Page extract:

Security policies, she said, should also be designed to be adopted, not enforced.

A major reason, she said, is that while work life used to be separate from everything else, that is much less true in the digital age. “Now we use the same stuff,” she said. “The only difference is which username you type in.”

“And workers are getting nervous about the company controlling their life. So we need to change from authoritarian to collaborative.”

Finally, Nather, like others at RSA, said making security easier and simpler would take a culture change. “You can’t shoehorn people into it. We need to bring security to them no matter what age or where they are,” she said.

Security policies should be easy to adopt

How to make application security easy for developers

All Nather’s suggestions sounded much like things that apply to software development as well. There’s been a move toward simple and easy, with application security tools that are much friendlier to developers. But much more still needs to happen.

As experts have been saying for some time, the way to get development teams to “build security in” to their code is not to browbeat them. It’s not to force them to stop what they are doing and go back to fix mistakes they made a week ago. Instead, it’s to make the secure way the simpler, easier way.

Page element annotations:
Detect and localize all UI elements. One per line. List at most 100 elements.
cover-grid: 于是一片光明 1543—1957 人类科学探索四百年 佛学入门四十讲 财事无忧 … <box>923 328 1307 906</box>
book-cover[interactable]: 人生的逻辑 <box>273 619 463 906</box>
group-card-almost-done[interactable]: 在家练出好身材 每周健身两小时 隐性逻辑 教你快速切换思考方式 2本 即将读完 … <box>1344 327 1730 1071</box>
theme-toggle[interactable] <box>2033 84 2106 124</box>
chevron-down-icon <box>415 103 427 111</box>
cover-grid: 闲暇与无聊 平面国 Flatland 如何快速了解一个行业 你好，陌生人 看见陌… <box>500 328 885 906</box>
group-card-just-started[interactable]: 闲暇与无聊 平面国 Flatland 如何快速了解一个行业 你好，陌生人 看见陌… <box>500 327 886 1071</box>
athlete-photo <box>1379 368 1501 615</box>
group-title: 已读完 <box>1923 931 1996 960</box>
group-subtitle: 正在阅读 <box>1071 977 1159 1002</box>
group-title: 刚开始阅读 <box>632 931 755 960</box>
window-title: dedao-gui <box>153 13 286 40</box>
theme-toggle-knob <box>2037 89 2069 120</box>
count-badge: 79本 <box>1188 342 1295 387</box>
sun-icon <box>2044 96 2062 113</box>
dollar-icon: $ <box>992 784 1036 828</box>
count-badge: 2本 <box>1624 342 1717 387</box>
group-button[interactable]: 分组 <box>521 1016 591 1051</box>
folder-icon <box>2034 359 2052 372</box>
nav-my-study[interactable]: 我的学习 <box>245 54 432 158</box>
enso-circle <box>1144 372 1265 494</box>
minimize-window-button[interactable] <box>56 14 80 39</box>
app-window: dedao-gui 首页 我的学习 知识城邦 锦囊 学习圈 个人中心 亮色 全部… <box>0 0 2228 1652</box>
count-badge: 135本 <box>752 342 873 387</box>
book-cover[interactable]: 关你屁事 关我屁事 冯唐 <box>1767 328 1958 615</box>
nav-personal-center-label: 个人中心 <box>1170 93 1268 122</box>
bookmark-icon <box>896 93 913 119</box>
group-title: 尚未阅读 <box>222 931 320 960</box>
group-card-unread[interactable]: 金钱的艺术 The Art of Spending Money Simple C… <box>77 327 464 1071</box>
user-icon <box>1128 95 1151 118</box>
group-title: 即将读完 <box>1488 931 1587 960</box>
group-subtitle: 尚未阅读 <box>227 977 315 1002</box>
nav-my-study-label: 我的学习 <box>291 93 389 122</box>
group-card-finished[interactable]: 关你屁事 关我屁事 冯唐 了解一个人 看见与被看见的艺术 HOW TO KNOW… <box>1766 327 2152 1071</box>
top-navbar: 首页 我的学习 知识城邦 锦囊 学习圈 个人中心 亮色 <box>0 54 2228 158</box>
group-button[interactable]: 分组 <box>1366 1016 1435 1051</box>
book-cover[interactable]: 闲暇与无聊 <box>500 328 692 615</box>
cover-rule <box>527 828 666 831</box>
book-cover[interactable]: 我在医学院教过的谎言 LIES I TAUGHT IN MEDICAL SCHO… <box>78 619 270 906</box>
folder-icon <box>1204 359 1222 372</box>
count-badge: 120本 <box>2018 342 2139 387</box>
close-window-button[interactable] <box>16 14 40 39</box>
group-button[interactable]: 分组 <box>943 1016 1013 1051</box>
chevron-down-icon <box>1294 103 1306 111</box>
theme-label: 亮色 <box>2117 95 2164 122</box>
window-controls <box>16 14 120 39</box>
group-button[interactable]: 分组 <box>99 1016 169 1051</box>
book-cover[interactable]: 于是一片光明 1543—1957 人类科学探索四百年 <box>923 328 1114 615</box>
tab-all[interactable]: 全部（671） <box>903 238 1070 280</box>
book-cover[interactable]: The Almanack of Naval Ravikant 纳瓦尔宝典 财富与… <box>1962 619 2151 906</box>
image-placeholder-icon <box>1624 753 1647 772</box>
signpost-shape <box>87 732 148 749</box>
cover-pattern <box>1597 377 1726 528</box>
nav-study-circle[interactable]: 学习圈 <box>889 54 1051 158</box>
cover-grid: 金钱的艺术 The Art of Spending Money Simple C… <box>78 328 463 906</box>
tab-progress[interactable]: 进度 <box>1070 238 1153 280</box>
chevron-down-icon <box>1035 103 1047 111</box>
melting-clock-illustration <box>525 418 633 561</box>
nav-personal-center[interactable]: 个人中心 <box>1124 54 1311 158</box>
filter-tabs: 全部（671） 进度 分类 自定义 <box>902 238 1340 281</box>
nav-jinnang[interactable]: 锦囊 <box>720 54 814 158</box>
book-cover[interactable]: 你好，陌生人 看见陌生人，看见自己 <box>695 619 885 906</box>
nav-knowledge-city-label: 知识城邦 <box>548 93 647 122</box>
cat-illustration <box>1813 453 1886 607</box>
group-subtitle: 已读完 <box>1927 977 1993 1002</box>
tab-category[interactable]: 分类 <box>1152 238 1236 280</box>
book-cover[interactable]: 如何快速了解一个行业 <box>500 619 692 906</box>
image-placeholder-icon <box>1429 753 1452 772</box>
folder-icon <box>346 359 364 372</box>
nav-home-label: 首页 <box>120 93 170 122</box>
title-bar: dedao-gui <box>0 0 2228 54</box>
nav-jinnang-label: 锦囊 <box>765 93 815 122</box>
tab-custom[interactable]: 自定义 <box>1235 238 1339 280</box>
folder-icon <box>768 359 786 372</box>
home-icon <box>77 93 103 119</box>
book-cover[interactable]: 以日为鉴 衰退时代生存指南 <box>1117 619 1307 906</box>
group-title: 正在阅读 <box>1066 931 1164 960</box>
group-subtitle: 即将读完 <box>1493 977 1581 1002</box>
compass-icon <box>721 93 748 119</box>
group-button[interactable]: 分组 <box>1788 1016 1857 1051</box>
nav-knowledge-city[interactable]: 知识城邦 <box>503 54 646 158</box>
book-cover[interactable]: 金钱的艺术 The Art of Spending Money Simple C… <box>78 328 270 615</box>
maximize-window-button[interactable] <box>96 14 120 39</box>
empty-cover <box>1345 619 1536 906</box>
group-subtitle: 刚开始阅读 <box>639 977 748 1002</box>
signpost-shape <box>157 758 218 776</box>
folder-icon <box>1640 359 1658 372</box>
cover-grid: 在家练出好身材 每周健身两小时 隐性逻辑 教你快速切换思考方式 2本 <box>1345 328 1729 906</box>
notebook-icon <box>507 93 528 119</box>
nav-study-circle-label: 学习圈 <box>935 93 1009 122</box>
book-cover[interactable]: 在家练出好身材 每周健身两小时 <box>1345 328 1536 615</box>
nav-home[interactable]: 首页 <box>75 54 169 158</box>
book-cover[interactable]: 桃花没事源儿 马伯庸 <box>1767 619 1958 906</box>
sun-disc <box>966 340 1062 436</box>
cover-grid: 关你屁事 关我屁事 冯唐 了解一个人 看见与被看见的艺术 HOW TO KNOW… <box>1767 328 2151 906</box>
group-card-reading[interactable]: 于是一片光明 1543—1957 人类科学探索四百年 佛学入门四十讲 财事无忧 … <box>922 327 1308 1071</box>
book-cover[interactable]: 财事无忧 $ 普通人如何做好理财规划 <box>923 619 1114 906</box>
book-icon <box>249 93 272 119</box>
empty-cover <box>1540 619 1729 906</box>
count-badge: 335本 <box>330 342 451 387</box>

Required task 1:
Answer these questions from the article on security policies:
(a) Security policies should be designed to be what, and not what?
(b) Nather says the only difference now between work and personal use of technology is what?
(c) Experts say what is the way to get development teams to "build security in" to their code?
Required task 2:
Write the next part of the article on security policies, picking up after its final paragraph.

Task result 1:
(a) Adopted, not enforced.
(b) Which username you type in.
(c) Making the secure way the simpler, easier way.

Task result 2:
That is happening with the “shift left” philosophy in software development—bringing application security testing into the process at the start and continuing through production. It is the reason for DevSecOps, which seeks to bring together three teams that have historically been at odds, in the name of making application security better, stronger, and faster.

The toolkit for building security in is by now familiar. It includes static analysis to find software weaknesses in code, software composition analysis to find vulnerabilities in open source, IAST to spot defects during QA and functional tests, and dynamic analysis to test running applications.

The trend toward developers and engineering teams bringing application security testing into the SDLC (software development life cycle) was noted in the most recent Building Security In Maturity Model (BSIMM) report last fall.

The reality is that it is hard to make security easy. Otherwise, everybody would already be doing it. But Nather insisted it is possible.

“It’s a big undertaking,” she said. “But we can do this. Let’s do this.”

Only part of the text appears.